Challenge: Retype the records below word for word and omit any image.

[Start of Material provided]

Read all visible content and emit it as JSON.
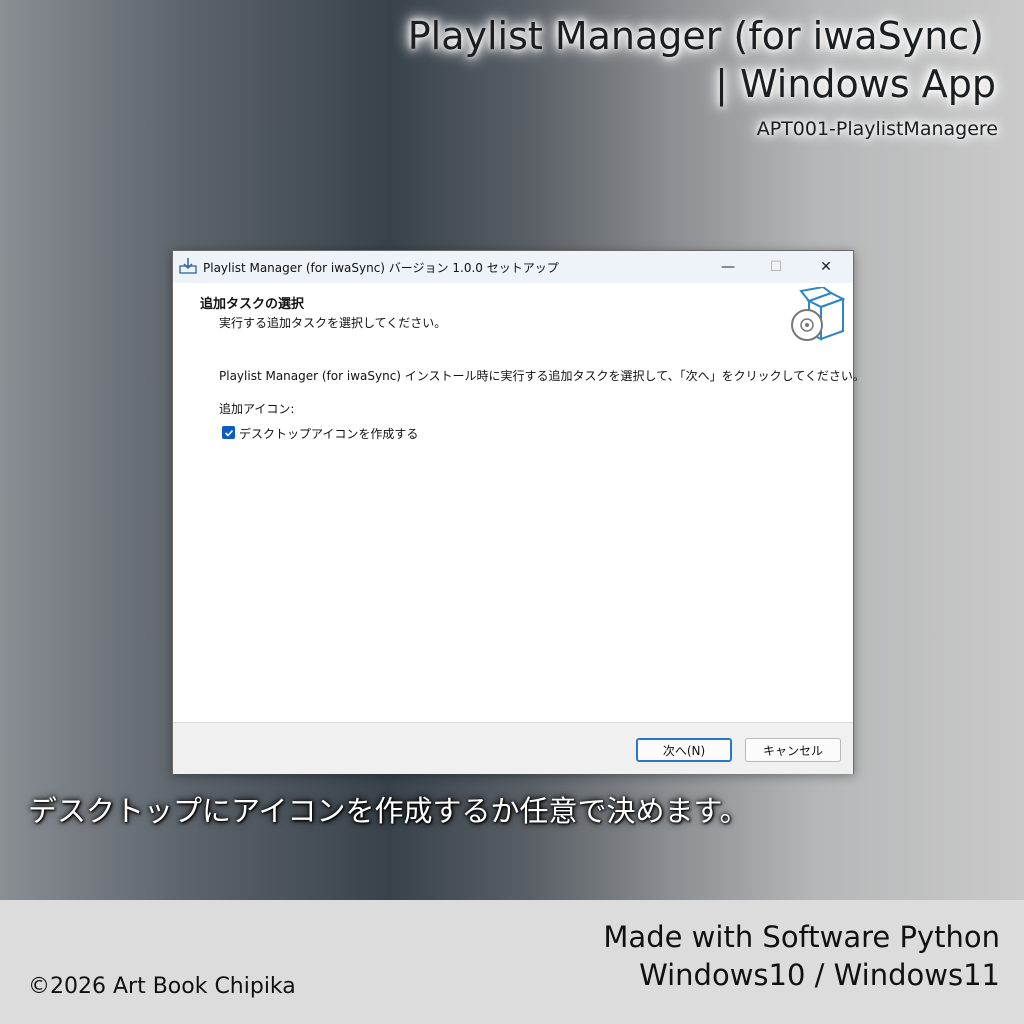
{
  "banner": {
    "title_line1": "Playlist Manager (for iwaSync)",
    "title_line2": "| Windows App",
    "code": "APT001-PlaylistManagere"
  },
  "dialog": {
    "window_title": "Playlist Manager (for iwaSync) バージョン 1.0.0 セットアップ",
    "section_title": "追加タスクの選択",
    "section_subtitle": "実行する追加タスクを選択してください。",
    "body_text": "Playlist Manager (for iwaSync) インストール時に実行する追加タスクを選択して、「次へ」をクリックしてください。",
    "icons_group_label": "追加アイコン:",
    "checkbox_label": "デスクトップアイコンを作成する",
    "checkbox_checked": true,
    "next_button": "次へ(N)",
    "cancel_button": "キャンセル",
    "title_minimize": "—",
    "title_maximize": "☐",
    "title_close": "✕",
    "accent_color": "#0b5cc1"
  },
  "caption": "デスクトップにアイコンを作成するか任意で決めます。",
  "footer": {
    "made_with": "Made with Software Python",
    "platforms": "Windows10 / Windows11",
    "copyright": "©2026 Art Book Chipika"
  },
  "icons": {
    "titlebar": "installer-download-icon",
    "header": "package-disc-icon",
    "checkbox": "checkmark-icon"
  }
}
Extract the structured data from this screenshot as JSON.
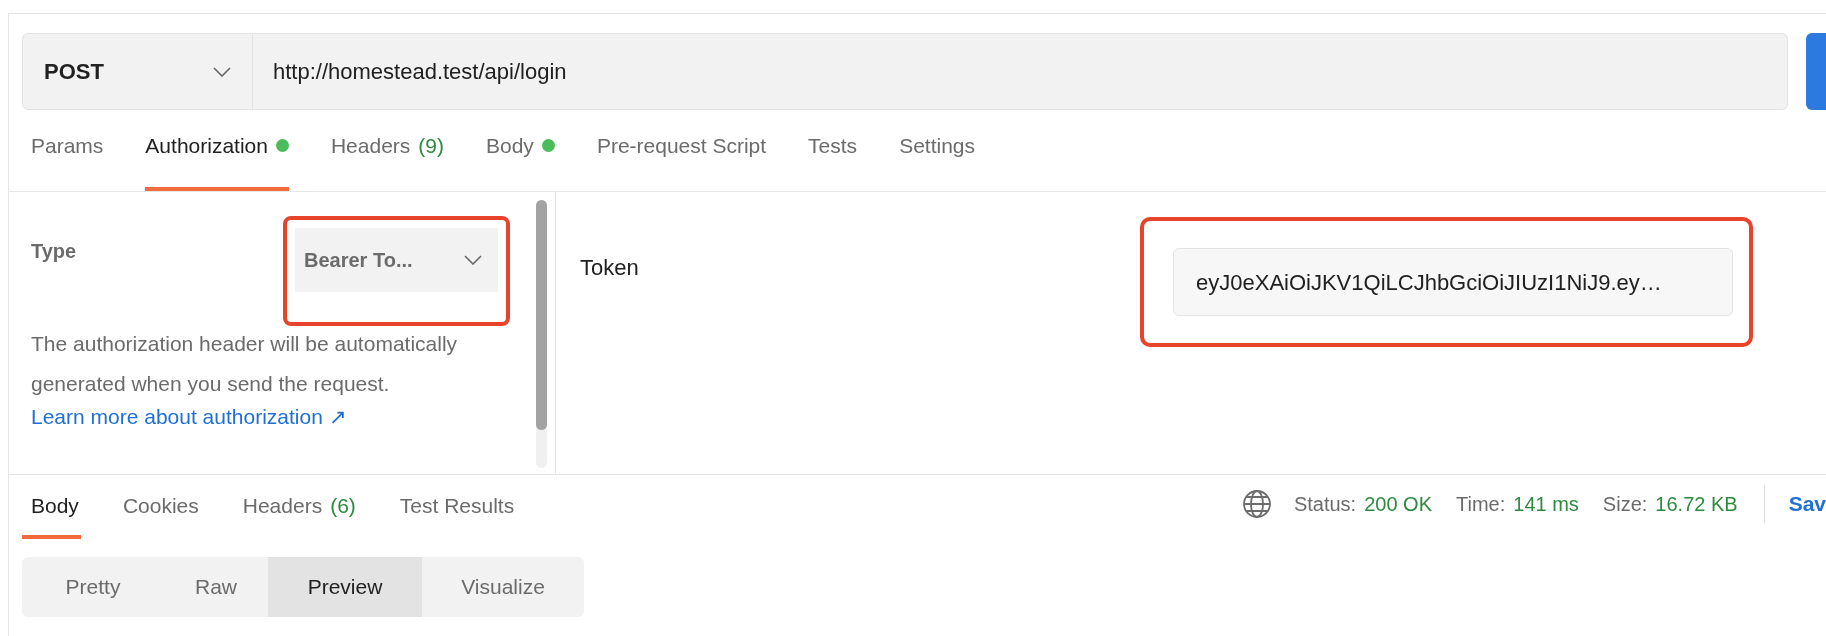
{
  "request": {
    "method": "POST",
    "url": "http://homestead.test/api/login"
  },
  "request_tabs": [
    {
      "label": "Params",
      "selected": false
    },
    {
      "label": "Authorization",
      "selected": true,
      "dot": true
    },
    {
      "label": "Headers",
      "count": "(9)",
      "selected": false
    },
    {
      "label": "Body",
      "selected": false,
      "dot": true
    },
    {
      "label": "Pre-request Script",
      "selected": false
    },
    {
      "label": "Tests",
      "selected": false
    },
    {
      "label": "Settings",
      "selected": false
    }
  ],
  "auth": {
    "type_label": "Type",
    "type_value": "Bearer To...",
    "type_highlighted": true,
    "description": "The authorization header will be automatically generated when you send the request.",
    "link": "Learn more about authorization ↗",
    "token_label": "Token",
    "token_value": "eyJ0eXAiOiJKV1QiLCJhbGciOiJIUzI1NiJ9.ey…",
    "token_highlighted": true
  },
  "response_tabs": [
    {
      "label": "Body",
      "selected": true
    },
    {
      "label": "Cookies",
      "selected": false
    },
    {
      "label": "Headers",
      "count": "(6)",
      "selected": false
    },
    {
      "label": "Test Results",
      "selected": false
    }
  ],
  "view_modes": [
    {
      "label": "Pretty",
      "selected": false
    },
    {
      "label": "Raw",
      "selected": false
    },
    {
      "label": "Preview",
      "selected": true
    },
    {
      "label": "Visualize",
      "selected": false
    }
  ],
  "status": [
    {
      "label": "Status:",
      "value": "200 OK"
    },
    {
      "label": "Time:",
      "value": "141 ms"
    },
    {
      "label": "Size:",
      "value": "16.72 KB"
    }
  ],
  "save_button": "Sav"
}
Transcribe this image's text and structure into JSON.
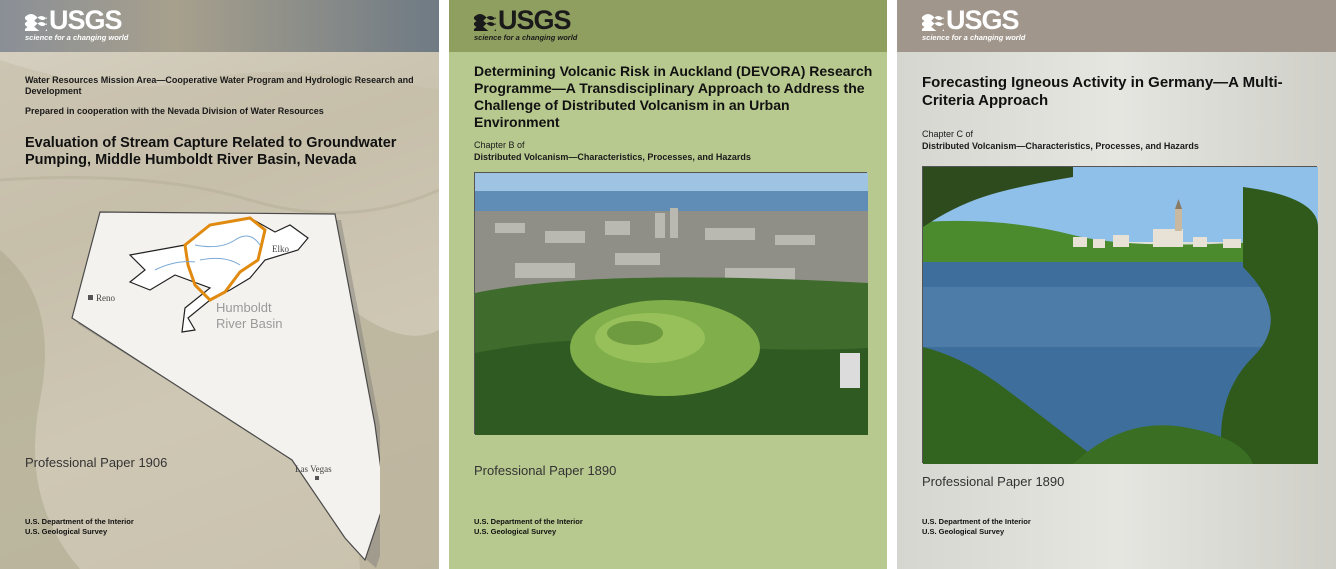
{
  "logo": {
    "wordmark": "USGS",
    "tagline": "science for a changing world"
  },
  "covers": [
    {
      "mission": "Water Resources Mission Area—Cooperative Water Program and Hydrologic Research and Development",
      "cooperation": "Prepared in cooperation with the Nevada Division of Water Resources",
      "title": "Evaluation of Stream Capture Related to Groundwater Pumping, Middle Humboldt River Basin, Nevada",
      "map_labels": {
        "city_1": "Reno",
        "city_2": "Elko",
        "city_3": "Las Vegas",
        "basin": "Humboldt River Basin"
      },
      "series": "Professional Paper 1906",
      "agency_1": "U.S. Department of the Interior",
      "agency_2": "U.S. Geological Survey"
    },
    {
      "title": "Determining Volcanic Risk in Auckland (DEVORA) Research Programme—A Transdisciplinary Approach to Address the Challenge of Distributed Volcanism in an Urban Environment",
      "chapter": "Chapter B of",
      "volume": "Distributed Volcanism—Characteristics, Processes, and Hazards",
      "photo_icon": "volcano-city-aerial-photo",
      "series": "Professional Paper 1890",
      "agency_1": "U.S. Department of the Interior",
      "agency_2": "U.S. Geological Survey"
    },
    {
      "title": "Forecasting Igneous Activity in Germany—A Multi-Criteria Approach",
      "chapter": "Chapter C of",
      "volume": "Distributed Volcanism—Characteristics, Processes, and Hazards",
      "photo_icon": "lake-village-photo",
      "series": "Professional Paper 1890",
      "agency_1": "U.S. Department of the Interior",
      "agency_2": "U.S. Geological Survey"
    }
  ],
  "colors": {
    "cover_1_bg": "#cfc8b5",
    "cover_2_bg": "#b8c98f",
    "cover_3_bg": "#e0e0da",
    "basin_outline": "#e08a10"
  }
}
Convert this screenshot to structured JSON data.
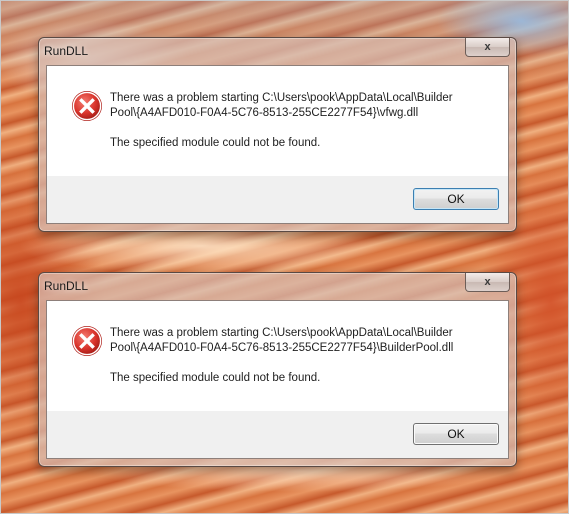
{
  "dialogs": [
    {
      "title": "RunDLL",
      "close_label": "x",
      "icon": "error-icon",
      "message_line_1": "There was a problem starting C:\\Users\\pook\\AppData\\Local\\Builder",
      "message_line_2": "Pool\\{A4AFD010-F0A4-5C76-8513-255CE2277F54}\\vfwg.dll",
      "detail": "The specified module could not be found.",
      "ok_label": "OK"
    },
    {
      "title": "RunDLL",
      "close_label": "x",
      "icon": "error-icon",
      "message_line_1": "There was a problem starting C:\\Users\\pook\\AppData\\Local\\Builder",
      "message_line_2": "Pool\\{A4AFD010-F0A4-5C76-8513-255CE2277F54}\\BuilderPool.dll",
      "detail": "The specified module could not be found.",
      "ok_label": "OK"
    }
  ],
  "colors": {
    "error_red": "#d9342c",
    "dialog_frame": "#5a4a44",
    "button_area": "#f0f0f0"
  }
}
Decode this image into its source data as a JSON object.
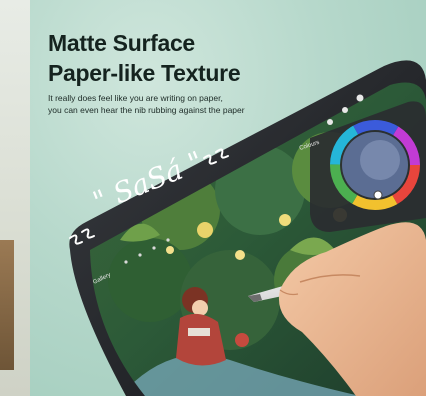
{
  "headline": {
    "line1": "Matte Surface",
    "line2": "Paper-like Texture"
  },
  "subline": {
    "line1": "It really does feel like you are writing on paper,",
    "line2": "you can even hear the nib rubbing against the paper"
  },
  "sound_effect": "\" SaSá \"",
  "app": {
    "gallery_label": "Gallery",
    "colours_label": "Colours"
  },
  "colors": {
    "background": "#b6d8cb",
    "text": "#15231f",
    "tablet_frame": "#1e2024"
  }
}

[End of Material provided]

Response below:
Read all visible content and emit it as JSON.
{
  "banner": {
    "title_line1": "Playlist Manager (for iwaSync)",
    "title_line2": "| Windows App",
    "code": "APT001-PlaylistManagere"
  },
  "dialog": {
    "window_title": "Playlist Manager (for iwaSync) バージョン 1.0.0 セットアップ",
    "section_title": "追加タスクの選択",
    "section_subtitle": "実行する追加タスクを選択してください。",
    "body_text": "Playlist Manager (for iwaSync) インストール時に実行する追加タスクを選択して、「次へ」をクリックしてください。",
    "icons_group_label": "追加アイコン:",
    "checkbox_label": "デスクトップアイコンを作成する",
    "checkbox_checked": true,
    "next_button": "次へ(N)",
    "cancel_button": "キャンセル",
    "title_minimize": "—",
    "title_maximize": "☐",
    "title_close": "✕",
    "accent_color": "#0b5cc1"
  },
  "caption": "デスクトップにアイコンを作成するか任意で決めます。",
  "footer": {
    "made_with": "Made with Software Python",
    "platforms": "Windows10 / Windows11",
    "copyright": "©2026 Art Book Chipika"
  },
  "icons": {
    "titlebar": "installer-download-icon",
    "header": "package-disc-icon",
    "checkbox": "checkmark-icon"
  }
}
Extract the structured data from this screenshot as JSON.
{
  "request": {
    "method": "POST",
    "url": "http://homestead.test/api/login"
  },
  "request_tabs": [
    {
      "label": "Params",
      "selected": false
    },
    {
      "label": "Authorization",
      "selected": true,
      "dot": true
    },
    {
      "label": "Headers",
      "count": "(9)",
      "selected": false
    },
    {
      "label": "Body",
      "selected": false,
      "dot": true
    },
    {
      "label": "Pre-request Script",
      "selected": false
    },
    {
      "label": "Tests",
      "selected": false
    },
    {
      "label": "Settings",
      "selected": false
    }
  ],
  "auth": {
    "type_label": "Type",
    "type_value": "Bearer To...",
    "type_highlighted": true,
    "description": "The authorization header will be automatically generated when you send the request.",
    "link": "Learn more about authorization ↗",
    "token_label": "Token",
    "token_value": "eyJ0eXAiOiJKV1QiLCJhbGciOiJIUzI1NiJ9.ey…",
    "token_highlighted": true
  },
  "response_tabs": [
    {
      "label": "Body",
      "selected": true
    },
    {
      "label": "Cookies",
      "selected": false
    },
    {
      "label": "Headers",
      "count": "(6)",
      "selected": false
    },
    {
      "label": "Test Results",
      "selected": false
    }
  ],
  "view_modes": [
    {
      "label": "Pretty",
      "selected": false
    },
    {
      "label": "Raw",
      "selected": false
    },
    {
      "label": "Preview",
      "selected": true
    },
    {
      "label": "Visualize",
      "selected": false
    }
  ],
  "status": [
    {
      "label": "Status:",
      "value": "200 OK"
    },
    {
      "label": "Time:",
      "value": "141 ms"
    },
    {
      "label": "Size:",
      "value": "16.72 KB"
    }
  ],
  "save_button": "Sav"
}
Transcribe this image's text and structure into JSON.
{
  "logo": {
    "wordmark": "USGS",
    "tagline": "science for a changing world"
  },
  "covers": [
    {
      "mission": "Water Resources Mission Area—Cooperative Water Program and Hydrologic Research and Development",
      "cooperation": "Prepared in cooperation with the Nevada Division of Water Resources",
      "title": "Evaluation of Stream Capture Related to Groundwater Pumping, Middle Humboldt River Basin, Nevada",
      "map_labels": {
        "city_1": "Reno",
        "city_2": "Elko",
        "city_3": "Las Vegas",
        "basin": "Humboldt River Basin"
      },
      "series": "Professional Paper 1906",
      "agency_1": "U.S. Department of the Interior",
      "agency_2": "U.S. Geological Survey"
    },
    {
      "title": "Determining Volcanic Risk in Auckland (DEVORA) Research Programme—A Transdisciplinary Approach to Address the Challenge of Distributed Volcanism in an Urban Environment",
      "chapter": "Chapter B of",
      "volume": "Distributed Volcanism—Characteristics, Processes, and Hazards",
      "photo_icon": "volcano-city-aerial-photo",
      "series": "Professional Paper 1890",
      "agency_1": "U.S. Department of the Interior",
      "agency_2": "U.S. Geological Survey"
    },
    {
      "title": "Forecasting Igneous Activity in Germany—A Multi-Criteria Approach",
      "chapter": "Chapter C of",
      "volume": "Distributed Volcanism—Characteristics, Processes, and Hazards",
      "photo_icon": "lake-village-photo",
      "series": "Professional Paper 1890",
      "agency_1": "U.S. Department of the Interior",
      "agency_2": "U.S. Geological Survey"
    }
  ],
  "colors": {
    "cover_1_bg": "#cfc8b5",
    "cover_2_bg": "#b8c98f",
    "cover_3_bg": "#e0e0da",
    "basin_outline": "#e08a10"
  }
}
Convert this screenshot to structured JSON data.
{
  "dialogs": [
    {
      "title": "RunDLL",
      "close_label": "x",
      "icon": "error-icon",
      "message_line_1": "There was a problem starting C:\\Users\\pook\\AppData\\Local\\Builder",
      "message_line_2": "Pool\\{A4AFD010-F0A4-5C76-8513-255CE2277F54}\\vfwg.dll",
      "detail": "The specified module could not be found.",
      "ok_label": "OK"
    },
    {
      "title": "RunDLL",
      "close_label": "x",
      "icon": "error-icon",
      "message_line_1": "There was a problem starting C:\\Users\\pook\\AppData\\Local\\Builder",
      "message_line_2": "Pool\\{A4AFD010-F0A4-5C76-8513-255CE2277F54}\\BuilderPool.dll",
      "detail": "The specified module could not be found.",
      "ok_label": "OK"
    }
  ],
  "colors": {
    "error_red": "#d9342c",
    "dialog_frame": "#5a4a44",
    "button_area": "#f0f0f0"
  }
}
Decode this image into its source data as a JSON object.
{
  "headline": {
    "line1": "Matte Surface",
    "line2": "Paper-like Texture"
  },
  "subline": {
    "line1": "It really does feel like you are writing on paper,",
    "line2": "you can even hear the nib rubbing against the paper"
  },
  "sound_effect": "\" SaSá \"",
  "app": {
    "gallery_label": "Gallery",
    "colours_label": "Colours"
  },
  "colors": {
    "background": "#b6d8cb",
    "text": "#15231f",
    "tablet_frame": "#1e2024"
  }
}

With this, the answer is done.